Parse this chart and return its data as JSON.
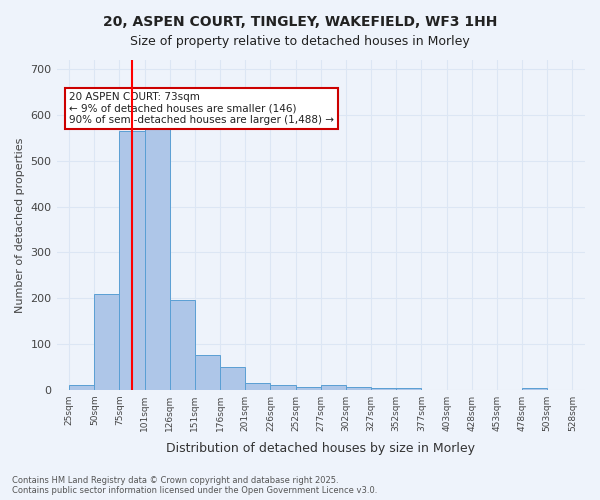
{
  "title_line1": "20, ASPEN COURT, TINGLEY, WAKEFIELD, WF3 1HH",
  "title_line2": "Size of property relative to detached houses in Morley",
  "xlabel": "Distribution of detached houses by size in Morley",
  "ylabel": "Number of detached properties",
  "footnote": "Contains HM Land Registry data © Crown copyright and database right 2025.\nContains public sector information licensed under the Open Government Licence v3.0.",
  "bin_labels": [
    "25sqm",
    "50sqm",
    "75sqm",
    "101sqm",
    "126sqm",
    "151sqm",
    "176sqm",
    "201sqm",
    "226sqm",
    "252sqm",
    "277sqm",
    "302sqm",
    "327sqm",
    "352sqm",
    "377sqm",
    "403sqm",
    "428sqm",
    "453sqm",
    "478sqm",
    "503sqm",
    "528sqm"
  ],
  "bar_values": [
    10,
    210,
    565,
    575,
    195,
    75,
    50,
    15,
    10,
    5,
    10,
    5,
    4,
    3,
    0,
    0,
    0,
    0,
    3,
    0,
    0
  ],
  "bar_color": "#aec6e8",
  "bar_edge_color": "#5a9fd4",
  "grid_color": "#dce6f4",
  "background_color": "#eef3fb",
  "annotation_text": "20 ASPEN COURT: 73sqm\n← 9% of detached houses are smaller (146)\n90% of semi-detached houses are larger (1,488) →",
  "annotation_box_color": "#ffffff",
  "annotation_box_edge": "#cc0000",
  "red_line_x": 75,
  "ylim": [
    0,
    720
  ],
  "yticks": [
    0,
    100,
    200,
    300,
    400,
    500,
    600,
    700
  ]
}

• PROBLEM TO SOLVE
From the records above, report the count of lines containing "Morley" and nothing more.

• CORRECT RESPONSE
2